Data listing
—————
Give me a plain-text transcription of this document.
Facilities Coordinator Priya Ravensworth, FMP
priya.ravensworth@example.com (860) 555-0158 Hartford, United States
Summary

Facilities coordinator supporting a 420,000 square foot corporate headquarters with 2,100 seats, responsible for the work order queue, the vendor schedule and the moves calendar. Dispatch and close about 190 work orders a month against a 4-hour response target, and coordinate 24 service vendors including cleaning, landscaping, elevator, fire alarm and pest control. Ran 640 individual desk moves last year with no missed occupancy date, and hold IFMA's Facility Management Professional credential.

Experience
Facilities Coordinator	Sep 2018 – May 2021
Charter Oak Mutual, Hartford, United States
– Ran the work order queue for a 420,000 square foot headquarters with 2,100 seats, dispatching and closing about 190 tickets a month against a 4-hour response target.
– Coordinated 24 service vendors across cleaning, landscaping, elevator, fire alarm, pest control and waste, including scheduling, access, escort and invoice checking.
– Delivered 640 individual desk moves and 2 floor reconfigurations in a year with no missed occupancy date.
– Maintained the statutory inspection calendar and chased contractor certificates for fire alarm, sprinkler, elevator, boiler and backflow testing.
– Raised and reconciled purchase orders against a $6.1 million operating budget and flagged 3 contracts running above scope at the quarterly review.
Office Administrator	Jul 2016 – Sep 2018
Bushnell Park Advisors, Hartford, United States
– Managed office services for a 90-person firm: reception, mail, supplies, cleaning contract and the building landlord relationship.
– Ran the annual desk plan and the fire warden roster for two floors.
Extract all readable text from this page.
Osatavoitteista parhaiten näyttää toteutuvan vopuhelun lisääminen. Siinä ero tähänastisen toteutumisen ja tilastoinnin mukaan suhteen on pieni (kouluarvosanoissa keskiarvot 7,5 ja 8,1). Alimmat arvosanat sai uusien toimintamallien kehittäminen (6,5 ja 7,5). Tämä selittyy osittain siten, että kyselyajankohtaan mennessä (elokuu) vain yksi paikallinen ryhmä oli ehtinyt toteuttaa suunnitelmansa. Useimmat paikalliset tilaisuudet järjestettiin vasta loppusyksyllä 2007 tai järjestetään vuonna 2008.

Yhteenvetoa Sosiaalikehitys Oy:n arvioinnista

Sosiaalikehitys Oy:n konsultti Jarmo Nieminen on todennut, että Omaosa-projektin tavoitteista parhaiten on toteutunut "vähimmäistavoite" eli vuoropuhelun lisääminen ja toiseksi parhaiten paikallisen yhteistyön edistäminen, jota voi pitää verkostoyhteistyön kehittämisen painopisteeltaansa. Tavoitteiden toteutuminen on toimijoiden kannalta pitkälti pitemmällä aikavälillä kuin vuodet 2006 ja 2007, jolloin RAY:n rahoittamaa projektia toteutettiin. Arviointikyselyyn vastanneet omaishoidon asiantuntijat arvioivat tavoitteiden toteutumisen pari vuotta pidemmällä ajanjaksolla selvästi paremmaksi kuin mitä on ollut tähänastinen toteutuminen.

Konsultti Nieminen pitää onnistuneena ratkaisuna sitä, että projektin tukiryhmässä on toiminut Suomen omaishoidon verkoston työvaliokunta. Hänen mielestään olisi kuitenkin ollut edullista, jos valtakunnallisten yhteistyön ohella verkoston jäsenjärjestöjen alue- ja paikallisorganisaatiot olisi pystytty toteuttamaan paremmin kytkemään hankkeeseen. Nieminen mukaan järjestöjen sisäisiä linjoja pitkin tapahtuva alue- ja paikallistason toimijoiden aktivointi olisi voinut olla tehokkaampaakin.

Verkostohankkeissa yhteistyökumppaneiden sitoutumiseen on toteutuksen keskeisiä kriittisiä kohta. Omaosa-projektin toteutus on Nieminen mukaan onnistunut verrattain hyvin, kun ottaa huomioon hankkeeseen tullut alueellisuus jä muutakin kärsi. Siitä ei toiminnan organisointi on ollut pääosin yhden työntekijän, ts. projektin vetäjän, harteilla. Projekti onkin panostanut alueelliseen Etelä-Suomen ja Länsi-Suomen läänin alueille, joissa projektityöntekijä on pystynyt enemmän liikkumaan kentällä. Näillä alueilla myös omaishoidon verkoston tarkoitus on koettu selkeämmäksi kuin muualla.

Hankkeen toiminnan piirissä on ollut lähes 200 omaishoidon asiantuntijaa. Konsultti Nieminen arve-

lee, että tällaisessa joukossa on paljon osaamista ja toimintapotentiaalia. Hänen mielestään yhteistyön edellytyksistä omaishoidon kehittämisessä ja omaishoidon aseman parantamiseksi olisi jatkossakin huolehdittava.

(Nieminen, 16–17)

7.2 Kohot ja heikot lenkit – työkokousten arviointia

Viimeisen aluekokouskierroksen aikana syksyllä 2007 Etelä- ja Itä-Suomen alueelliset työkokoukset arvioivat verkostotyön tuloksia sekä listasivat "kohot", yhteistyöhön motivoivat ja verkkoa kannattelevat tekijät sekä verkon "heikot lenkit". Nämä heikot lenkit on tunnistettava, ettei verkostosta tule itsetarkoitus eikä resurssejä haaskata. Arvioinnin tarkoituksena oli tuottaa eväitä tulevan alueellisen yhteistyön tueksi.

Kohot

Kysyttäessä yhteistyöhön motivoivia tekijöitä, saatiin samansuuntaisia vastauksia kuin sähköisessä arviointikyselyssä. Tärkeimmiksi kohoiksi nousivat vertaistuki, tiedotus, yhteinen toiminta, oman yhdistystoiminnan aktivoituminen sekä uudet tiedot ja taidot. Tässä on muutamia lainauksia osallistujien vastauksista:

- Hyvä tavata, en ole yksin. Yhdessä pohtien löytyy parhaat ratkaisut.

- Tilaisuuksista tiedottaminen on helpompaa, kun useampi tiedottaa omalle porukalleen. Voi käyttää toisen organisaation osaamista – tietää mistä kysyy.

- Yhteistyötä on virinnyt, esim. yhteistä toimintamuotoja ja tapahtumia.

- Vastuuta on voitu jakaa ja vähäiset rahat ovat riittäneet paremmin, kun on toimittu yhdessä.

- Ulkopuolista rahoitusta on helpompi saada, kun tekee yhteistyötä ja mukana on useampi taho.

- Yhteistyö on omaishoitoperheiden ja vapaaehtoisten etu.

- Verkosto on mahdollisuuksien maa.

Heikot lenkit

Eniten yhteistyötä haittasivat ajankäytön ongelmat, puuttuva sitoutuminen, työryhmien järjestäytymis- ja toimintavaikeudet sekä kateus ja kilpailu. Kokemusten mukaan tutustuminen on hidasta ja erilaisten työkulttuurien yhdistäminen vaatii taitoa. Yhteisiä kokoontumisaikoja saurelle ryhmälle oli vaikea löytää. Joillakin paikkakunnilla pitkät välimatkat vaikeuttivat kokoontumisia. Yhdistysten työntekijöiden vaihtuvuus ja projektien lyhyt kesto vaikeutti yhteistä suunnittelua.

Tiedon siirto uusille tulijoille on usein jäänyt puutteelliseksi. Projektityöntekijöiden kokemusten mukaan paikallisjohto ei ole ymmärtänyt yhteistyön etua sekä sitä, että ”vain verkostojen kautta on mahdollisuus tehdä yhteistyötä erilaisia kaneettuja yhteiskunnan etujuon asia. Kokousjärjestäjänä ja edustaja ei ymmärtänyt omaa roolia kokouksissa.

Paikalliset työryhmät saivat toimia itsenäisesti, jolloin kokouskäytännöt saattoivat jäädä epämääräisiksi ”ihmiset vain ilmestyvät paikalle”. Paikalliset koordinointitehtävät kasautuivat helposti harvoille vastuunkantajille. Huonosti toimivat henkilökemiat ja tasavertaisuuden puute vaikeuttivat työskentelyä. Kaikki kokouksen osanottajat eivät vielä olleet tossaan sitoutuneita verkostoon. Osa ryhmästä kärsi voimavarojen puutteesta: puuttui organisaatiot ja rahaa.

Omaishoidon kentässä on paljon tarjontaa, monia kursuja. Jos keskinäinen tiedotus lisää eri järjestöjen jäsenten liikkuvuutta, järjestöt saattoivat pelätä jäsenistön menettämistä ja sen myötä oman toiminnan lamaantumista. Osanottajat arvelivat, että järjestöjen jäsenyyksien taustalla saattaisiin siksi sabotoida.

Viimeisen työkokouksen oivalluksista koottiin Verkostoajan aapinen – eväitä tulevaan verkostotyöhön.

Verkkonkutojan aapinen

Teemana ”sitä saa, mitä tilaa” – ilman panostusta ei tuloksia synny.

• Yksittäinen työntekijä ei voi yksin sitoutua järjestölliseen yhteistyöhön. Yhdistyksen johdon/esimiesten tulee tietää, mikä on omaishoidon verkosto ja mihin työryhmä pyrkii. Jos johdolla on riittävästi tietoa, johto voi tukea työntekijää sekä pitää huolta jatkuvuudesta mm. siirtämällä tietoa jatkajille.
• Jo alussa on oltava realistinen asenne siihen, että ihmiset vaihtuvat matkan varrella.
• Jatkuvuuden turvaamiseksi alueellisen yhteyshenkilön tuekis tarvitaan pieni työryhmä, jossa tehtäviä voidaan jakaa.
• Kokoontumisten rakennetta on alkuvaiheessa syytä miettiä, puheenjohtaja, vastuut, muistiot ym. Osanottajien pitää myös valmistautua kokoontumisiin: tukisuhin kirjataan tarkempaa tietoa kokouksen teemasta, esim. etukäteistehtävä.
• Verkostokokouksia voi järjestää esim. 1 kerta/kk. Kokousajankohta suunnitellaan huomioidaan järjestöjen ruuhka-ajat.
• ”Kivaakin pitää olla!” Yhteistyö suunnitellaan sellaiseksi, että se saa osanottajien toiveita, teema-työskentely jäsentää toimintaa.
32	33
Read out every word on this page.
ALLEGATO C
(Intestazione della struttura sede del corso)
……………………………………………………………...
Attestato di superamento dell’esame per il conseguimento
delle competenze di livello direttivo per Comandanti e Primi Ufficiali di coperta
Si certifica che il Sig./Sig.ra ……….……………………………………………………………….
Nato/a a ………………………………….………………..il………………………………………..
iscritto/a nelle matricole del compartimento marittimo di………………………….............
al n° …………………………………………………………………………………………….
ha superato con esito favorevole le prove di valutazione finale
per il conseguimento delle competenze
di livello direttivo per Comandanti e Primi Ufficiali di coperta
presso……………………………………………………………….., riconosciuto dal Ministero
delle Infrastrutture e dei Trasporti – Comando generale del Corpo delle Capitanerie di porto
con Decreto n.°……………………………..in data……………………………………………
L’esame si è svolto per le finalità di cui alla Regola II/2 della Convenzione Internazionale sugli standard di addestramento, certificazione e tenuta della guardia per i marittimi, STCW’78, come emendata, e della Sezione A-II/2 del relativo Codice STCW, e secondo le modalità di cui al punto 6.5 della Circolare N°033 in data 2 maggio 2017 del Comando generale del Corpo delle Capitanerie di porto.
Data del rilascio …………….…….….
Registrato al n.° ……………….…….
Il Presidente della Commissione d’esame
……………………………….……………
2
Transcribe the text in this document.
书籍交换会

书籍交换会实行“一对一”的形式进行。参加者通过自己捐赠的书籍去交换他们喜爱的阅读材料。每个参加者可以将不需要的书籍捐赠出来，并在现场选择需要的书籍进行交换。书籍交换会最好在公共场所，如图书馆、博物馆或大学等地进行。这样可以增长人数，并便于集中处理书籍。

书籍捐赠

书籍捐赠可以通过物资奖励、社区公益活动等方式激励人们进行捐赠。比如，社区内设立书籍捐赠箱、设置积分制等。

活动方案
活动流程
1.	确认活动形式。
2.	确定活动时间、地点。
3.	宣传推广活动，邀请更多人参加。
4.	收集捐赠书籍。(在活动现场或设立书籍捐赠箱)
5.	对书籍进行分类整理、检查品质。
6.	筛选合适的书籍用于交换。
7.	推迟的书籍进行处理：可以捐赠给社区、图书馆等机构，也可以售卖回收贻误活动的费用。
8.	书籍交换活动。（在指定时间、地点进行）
—————
Review the preceding data and report every line that includes the string "control".

Facilities coordinator supporting a 420,000 square foot corporate headquarters with 2,100 seats, responsible for the work order queue, the vendor schedule and the moves calendar. Dispatch and close about 190 work orders a month against a 4-hour response target, and coordinate 24 service vendors including cleaning, landscaping, elevator, fire alarm and pest control. Ran 640 individual desk moves last year with no missed occupancy date, and hold IFMA's Facility Management Professional credential.
– Coordinated 24 service vendors across cleaning, landscaping, elevator, fire alarm, pest control and waste, including scheduling, access, escort and invoice checking.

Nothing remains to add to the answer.